What is expected - In the data below, find every line with the string "SDGVMd" and pull it out.

§

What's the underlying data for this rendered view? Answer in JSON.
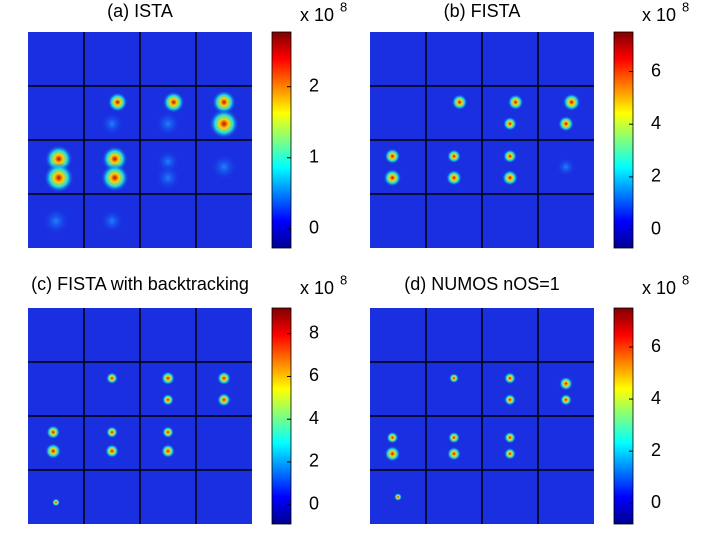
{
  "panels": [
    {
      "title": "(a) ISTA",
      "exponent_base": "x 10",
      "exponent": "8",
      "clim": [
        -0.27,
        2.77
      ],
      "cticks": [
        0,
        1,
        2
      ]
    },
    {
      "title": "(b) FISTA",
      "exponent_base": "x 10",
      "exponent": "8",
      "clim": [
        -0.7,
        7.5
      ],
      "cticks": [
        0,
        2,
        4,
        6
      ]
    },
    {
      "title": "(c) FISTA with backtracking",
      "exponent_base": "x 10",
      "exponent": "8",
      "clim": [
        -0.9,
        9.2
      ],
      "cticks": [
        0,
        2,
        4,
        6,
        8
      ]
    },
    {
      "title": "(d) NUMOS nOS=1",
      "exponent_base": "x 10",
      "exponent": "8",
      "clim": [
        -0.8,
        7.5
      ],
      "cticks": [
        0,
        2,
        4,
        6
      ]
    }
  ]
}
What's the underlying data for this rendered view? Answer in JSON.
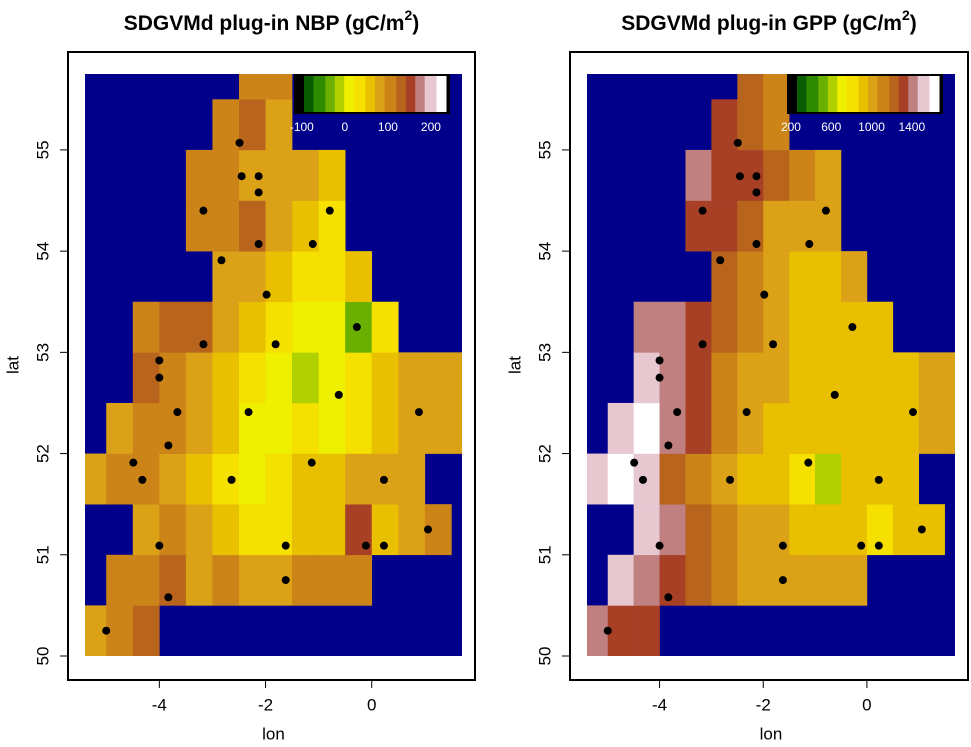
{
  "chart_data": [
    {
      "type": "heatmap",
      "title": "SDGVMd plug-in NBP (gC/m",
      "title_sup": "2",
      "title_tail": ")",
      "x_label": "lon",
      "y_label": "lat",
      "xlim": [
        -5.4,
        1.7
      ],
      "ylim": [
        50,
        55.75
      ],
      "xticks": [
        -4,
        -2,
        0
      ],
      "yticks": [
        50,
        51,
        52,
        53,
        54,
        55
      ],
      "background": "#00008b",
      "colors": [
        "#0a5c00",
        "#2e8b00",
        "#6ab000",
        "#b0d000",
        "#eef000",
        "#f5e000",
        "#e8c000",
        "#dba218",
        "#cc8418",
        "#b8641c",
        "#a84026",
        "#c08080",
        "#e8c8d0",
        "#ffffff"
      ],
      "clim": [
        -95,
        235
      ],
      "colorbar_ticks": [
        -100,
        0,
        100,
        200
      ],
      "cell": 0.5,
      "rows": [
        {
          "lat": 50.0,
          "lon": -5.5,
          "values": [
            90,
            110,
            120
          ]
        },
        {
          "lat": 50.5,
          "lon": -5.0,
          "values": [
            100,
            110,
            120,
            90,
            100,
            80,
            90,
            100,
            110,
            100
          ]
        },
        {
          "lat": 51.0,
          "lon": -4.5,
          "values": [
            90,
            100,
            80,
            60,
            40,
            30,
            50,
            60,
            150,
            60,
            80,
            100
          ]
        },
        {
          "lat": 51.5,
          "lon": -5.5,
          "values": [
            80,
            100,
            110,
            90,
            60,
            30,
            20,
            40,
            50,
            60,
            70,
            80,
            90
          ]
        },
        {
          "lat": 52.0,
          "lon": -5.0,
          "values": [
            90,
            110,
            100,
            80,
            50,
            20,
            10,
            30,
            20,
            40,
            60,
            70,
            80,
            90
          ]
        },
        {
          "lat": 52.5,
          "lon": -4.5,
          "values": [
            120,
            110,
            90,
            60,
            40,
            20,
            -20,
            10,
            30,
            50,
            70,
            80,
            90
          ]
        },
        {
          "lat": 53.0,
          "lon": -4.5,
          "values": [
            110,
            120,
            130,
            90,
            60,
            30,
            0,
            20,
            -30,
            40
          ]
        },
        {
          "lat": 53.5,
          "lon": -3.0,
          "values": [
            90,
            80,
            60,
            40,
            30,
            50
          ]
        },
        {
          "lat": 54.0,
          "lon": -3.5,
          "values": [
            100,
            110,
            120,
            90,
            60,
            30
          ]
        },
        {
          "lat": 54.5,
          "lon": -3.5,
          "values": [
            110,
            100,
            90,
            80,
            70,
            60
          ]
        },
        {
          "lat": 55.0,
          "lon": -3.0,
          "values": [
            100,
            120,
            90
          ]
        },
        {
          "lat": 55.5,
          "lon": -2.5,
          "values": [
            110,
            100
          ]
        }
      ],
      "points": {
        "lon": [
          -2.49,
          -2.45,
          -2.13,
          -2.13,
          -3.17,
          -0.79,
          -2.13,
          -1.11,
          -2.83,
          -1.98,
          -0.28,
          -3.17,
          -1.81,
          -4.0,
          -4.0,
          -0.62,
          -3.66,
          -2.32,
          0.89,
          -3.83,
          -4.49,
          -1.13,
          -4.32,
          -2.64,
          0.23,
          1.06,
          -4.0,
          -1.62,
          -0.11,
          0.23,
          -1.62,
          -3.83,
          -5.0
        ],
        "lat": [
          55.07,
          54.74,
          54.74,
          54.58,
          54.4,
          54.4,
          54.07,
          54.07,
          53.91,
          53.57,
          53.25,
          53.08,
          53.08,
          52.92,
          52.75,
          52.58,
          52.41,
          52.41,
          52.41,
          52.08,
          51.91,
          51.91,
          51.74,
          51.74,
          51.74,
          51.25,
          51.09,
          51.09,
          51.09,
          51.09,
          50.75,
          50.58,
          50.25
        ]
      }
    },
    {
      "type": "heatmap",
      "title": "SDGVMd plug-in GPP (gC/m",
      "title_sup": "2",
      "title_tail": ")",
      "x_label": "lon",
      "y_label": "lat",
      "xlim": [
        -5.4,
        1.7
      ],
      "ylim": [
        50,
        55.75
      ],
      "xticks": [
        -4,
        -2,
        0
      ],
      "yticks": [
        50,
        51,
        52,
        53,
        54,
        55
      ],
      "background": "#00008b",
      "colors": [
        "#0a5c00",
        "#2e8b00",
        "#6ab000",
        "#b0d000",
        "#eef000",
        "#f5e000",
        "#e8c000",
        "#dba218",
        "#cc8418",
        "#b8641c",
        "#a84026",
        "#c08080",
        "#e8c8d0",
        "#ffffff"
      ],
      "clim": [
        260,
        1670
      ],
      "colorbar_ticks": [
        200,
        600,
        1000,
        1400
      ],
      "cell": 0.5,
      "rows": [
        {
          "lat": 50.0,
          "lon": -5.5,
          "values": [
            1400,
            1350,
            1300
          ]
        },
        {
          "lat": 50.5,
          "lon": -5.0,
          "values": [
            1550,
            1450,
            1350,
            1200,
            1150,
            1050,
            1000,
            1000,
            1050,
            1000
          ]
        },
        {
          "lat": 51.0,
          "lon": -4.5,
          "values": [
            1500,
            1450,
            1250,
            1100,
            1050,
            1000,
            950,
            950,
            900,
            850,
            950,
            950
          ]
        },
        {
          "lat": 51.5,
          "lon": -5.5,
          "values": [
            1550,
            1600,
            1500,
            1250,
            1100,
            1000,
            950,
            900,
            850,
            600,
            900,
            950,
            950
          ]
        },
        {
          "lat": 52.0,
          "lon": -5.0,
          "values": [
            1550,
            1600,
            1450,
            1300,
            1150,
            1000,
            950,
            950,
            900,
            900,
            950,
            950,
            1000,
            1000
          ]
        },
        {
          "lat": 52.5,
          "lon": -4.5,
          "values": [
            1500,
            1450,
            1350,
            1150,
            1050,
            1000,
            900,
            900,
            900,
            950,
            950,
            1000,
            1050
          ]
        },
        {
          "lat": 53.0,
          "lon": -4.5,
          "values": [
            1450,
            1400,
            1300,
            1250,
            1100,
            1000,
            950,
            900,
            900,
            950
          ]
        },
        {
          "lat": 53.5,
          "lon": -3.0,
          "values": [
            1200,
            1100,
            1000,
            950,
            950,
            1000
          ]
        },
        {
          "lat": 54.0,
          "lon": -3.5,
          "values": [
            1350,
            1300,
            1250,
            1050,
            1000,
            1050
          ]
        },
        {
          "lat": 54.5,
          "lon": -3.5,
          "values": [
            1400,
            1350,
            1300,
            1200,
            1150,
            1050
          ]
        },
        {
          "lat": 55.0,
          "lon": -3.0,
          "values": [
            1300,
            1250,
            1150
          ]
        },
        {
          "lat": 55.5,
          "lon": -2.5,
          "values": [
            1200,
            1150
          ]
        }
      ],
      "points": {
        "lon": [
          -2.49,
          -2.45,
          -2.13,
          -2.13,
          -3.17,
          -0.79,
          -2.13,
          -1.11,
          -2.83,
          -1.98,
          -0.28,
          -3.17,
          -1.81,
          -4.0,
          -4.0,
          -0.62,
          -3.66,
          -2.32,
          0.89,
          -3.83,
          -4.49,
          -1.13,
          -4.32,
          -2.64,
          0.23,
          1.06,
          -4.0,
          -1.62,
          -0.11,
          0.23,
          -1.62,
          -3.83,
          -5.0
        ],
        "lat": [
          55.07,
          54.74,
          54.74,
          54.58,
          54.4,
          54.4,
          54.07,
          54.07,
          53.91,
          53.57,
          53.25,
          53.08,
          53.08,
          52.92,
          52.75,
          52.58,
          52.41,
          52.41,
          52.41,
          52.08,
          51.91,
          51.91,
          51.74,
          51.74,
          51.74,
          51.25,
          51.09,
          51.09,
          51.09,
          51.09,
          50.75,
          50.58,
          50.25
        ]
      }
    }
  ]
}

§

Reply -
      "title": "SDGVMd plug-in NBP (gC/m",
      "title": "SDGVMd plug-in GPP (gC/m",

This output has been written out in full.